### THE PROBLEM
Repeat exactly the lines beginning at the one that contains "OCR this image." and running to the end of the material. Omit the pictures.

### THE RECORDS
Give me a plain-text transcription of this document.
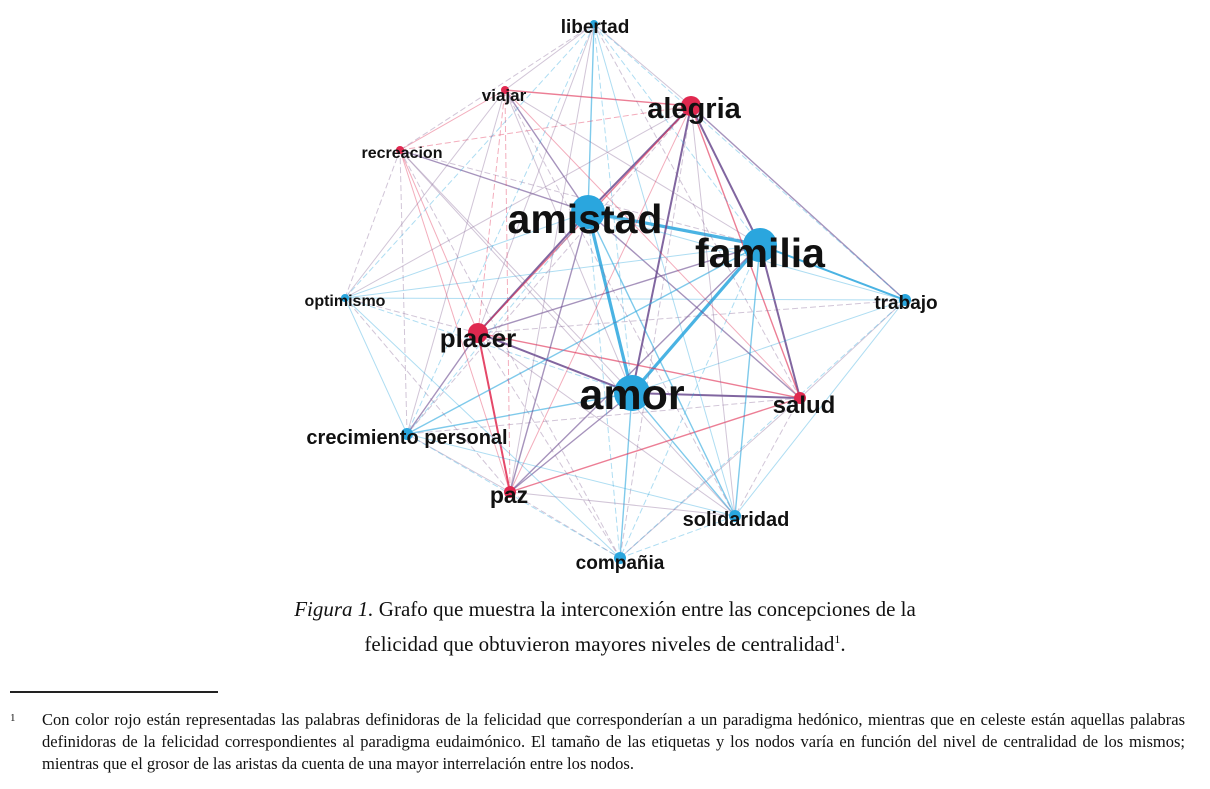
libertad
viajar	alegria
recreacion
amistad
familia
optimismo	trabajo
placer
amor	salud
crecimiento personal
paz
solidaridad
compañia
Figura 1. Grafo que muestra la interconexión entre las concepciones de la
felicidad que obtuvieron mayores niveles de centralidad$^1$.
1 Con color rojo están representadas las palabras definidoras de la felicidad que corresponderían a un paradigma hedónico, mientras que en celeste están aquellas palabras definidoras de la felicidad correspondientes al paradigma eudaimónico. El tamaño de las etiquetas y los nodos varía en función del nivel de centralidad de los mismos; mientras que el grosor de las aristas da cuenta de una mayor interrelación entre los nodos.
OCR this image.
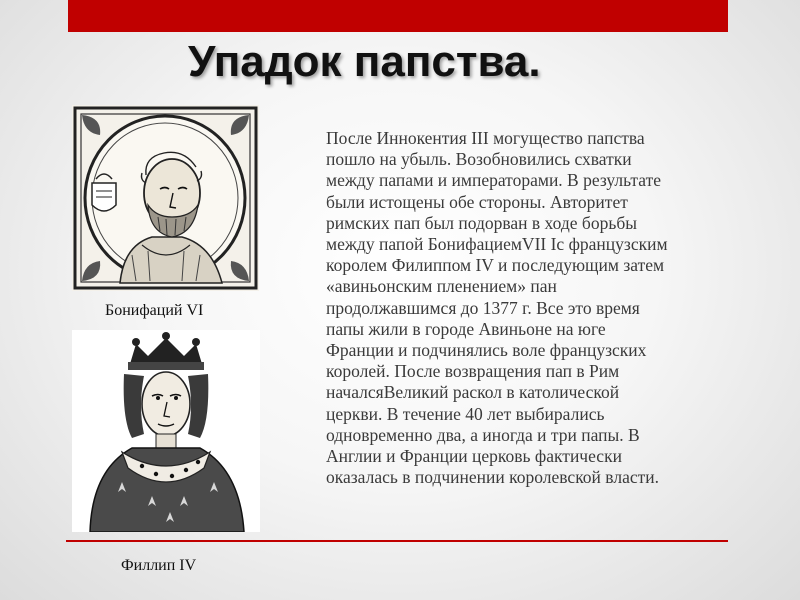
Упадок папства.
Бонифаций VI
Филлип IV
После Иннокентия III могущество папства
пошло на убыль. Возобновились схватки
между папами и императорами. В результате
были истощены обе стороны. Авторитет
римских пап был подорван в ходе борьбы
между папой БонифациемVII Iс французским
королем Филиппом IV и последующим затем
«авиньонским пленением» пан
продолжавшимся до 1377 г. Все это время
папы жили в городе Авиньоне на юге
Франции и подчинялись воле французских
королей. После возвращения пап в Рим
началсяВеликий раскол в католической
церкви. В течение 40 лет выбирались
одновременно два, а иногда и три папы. В
Англии и Франции церковь фактически
оказалась в подчинении королевской власти.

### OUTPUT FOR THIS EXERCISE
OCR this image.
Упадок папства.
Бонифаций VI
Филлип IV
После Иннокентия III могущество папства
пошло на убыль. Возобновились схватки
между папами и императорами. В результате
были истощены обе стороны. Авторитет
римских пап был подорван в ходе борьбы
между папой БонифациемVII Iс французским
королем Филиппом IV и последующим затем
«авиньонским пленением» пан
продолжавшимся до 1377 г. Все это время
папы жили в городе Авиньоне на юге
Франции и подчинялись воле французских
королей. После возвращения пап в Рим
началсяВеликий раскол в католической
церкви. В течение 40 лет выбирались
одновременно два, а иногда и три папы. В
Англии и Франции церковь фактически
оказалась в подчинении королевской власти.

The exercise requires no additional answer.